◆ **Task brief**
Repeat the data that follows, word for word, without the images.

◆ **Provided material**
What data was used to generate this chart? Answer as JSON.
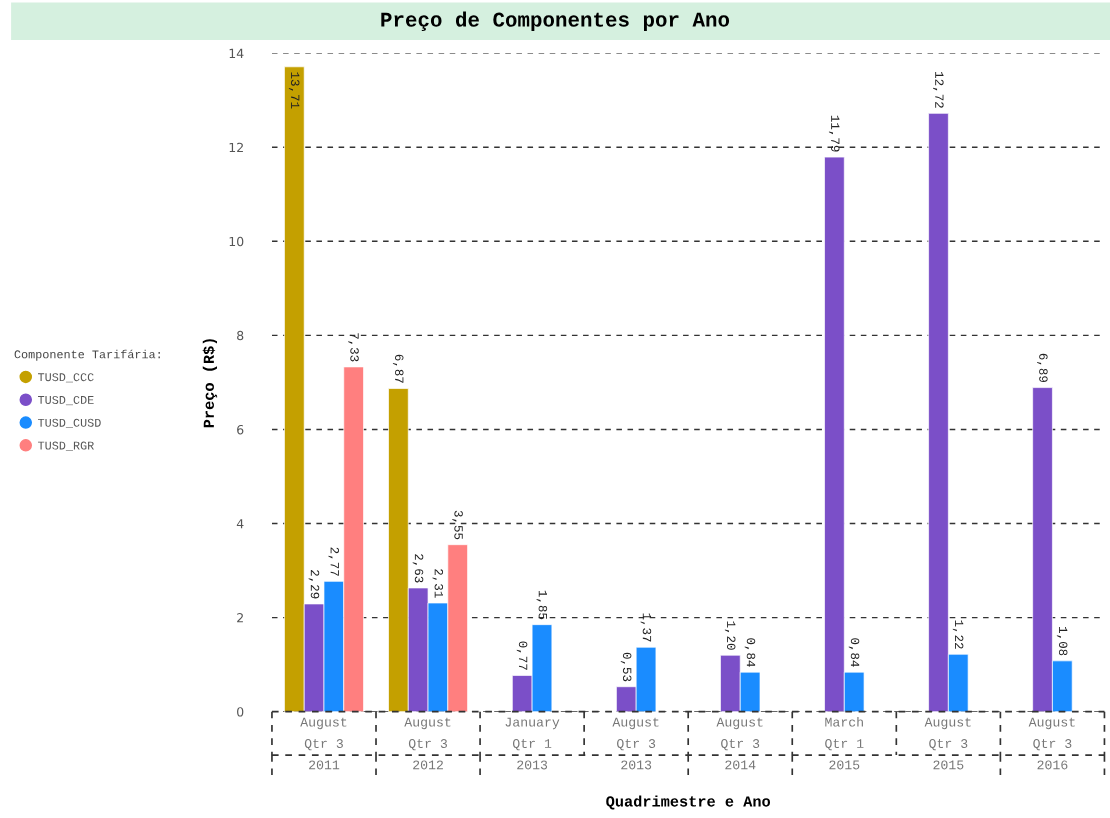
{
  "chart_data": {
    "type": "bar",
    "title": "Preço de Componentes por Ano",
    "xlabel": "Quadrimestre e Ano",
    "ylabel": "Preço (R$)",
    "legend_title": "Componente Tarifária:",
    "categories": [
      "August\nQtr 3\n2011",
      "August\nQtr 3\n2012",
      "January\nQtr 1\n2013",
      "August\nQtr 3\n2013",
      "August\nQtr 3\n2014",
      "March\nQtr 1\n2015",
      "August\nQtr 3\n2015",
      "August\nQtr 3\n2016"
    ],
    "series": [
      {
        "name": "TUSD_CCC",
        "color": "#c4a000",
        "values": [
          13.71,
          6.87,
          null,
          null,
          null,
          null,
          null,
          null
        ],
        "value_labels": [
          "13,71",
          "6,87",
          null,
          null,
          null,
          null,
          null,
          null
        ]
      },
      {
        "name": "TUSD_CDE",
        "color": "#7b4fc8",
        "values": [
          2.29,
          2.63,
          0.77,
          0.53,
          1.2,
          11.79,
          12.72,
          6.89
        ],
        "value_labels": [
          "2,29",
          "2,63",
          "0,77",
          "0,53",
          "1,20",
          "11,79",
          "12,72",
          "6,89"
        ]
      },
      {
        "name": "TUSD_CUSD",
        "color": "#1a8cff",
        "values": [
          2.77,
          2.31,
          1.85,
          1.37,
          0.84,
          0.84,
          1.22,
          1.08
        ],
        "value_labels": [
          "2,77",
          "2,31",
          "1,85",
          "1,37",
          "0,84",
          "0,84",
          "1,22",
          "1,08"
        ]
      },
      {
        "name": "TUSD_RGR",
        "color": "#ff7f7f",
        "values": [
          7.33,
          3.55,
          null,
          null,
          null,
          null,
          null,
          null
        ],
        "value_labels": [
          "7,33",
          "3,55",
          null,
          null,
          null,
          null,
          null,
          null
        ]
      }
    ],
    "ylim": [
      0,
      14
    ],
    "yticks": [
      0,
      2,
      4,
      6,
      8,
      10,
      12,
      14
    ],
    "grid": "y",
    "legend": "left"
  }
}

◆ **Task answer**
What data was used to generate this chart? Answer as JSON.
{
  "chart_data": {
    "type": "bar",
    "title": "Preço de Componentes por Ano",
    "xlabel": "Quadrimestre e Ano",
    "ylabel": "Preço (R$)",
    "legend_title": "Componente Tarifária:",
    "categories": [
      "August\nQtr 3\n2011",
      "August\nQtr 3\n2012",
      "January\nQtr 1\n2013",
      "August\nQtr 3\n2013",
      "August\nQtr 3\n2014",
      "March\nQtr 1\n2015",
      "August\nQtr 3\n2015",
      "August\nQtr 3\n2016"
    ],
    "series": [
      {
        "name": "TUSD_CCC",
        "color": "#c4a000",
        "values": [
          13.71,
          6.87,
          null,
          null,
          null,
          null,
          null,
          null
        ],
        "value_labels": [
          "13,71",
          "6,87",
          null,
          null,
          null,
          null,
          null,
          null
        ]
      },
      {
        "name": "TUSD_CDE",
        "color": "#7b4fc8",
        "values": [
          2.29,
          2.63,
          0.77,
          0.53,
          1.2,
          11.79,
          12.72,
          6.89
        ],
        "value_labels": [
          "2,29",
          "2,63",
          "0,77",
          "0,53",
          "1,20",
          "11,79",
          "12,72",
          "6,89"
        ]
      },
      {
        "name": "TUSD_CUSD",
        "color": "#1a8cff",
        "values": [
          2.77,
          2.31,
          1.85,
          1.37,
          0.84,
          0.84,
          1.22,
          1.08
        ],
        "value_labels": [
          "2,77",
          "2,31",
          "1,85",
          "1,37",
          "0,84",
          "0,84",
          "1,22",
          "1,08"
        ]
      },
      {
        "name": "TUSD_RGR",
        "color": "#ff7f7f",
        "values": [
          7.33,
          3.55,
          null,
          null,
          null,
          null,
          null,
          null
        ],
        "value_labels": [
          "7,33",
          "3,55",
          null,
          null,
          null,
          null,
          null,
          null
        ]
      }
    ],
    "ylim": [
      0,
      14
    ],
    "yticks": [
      0,
      2,
      4,
      6,
      8,
      10,
      12,
      14
    ],
    "grid": "y",
    "legend": "left"
  }
}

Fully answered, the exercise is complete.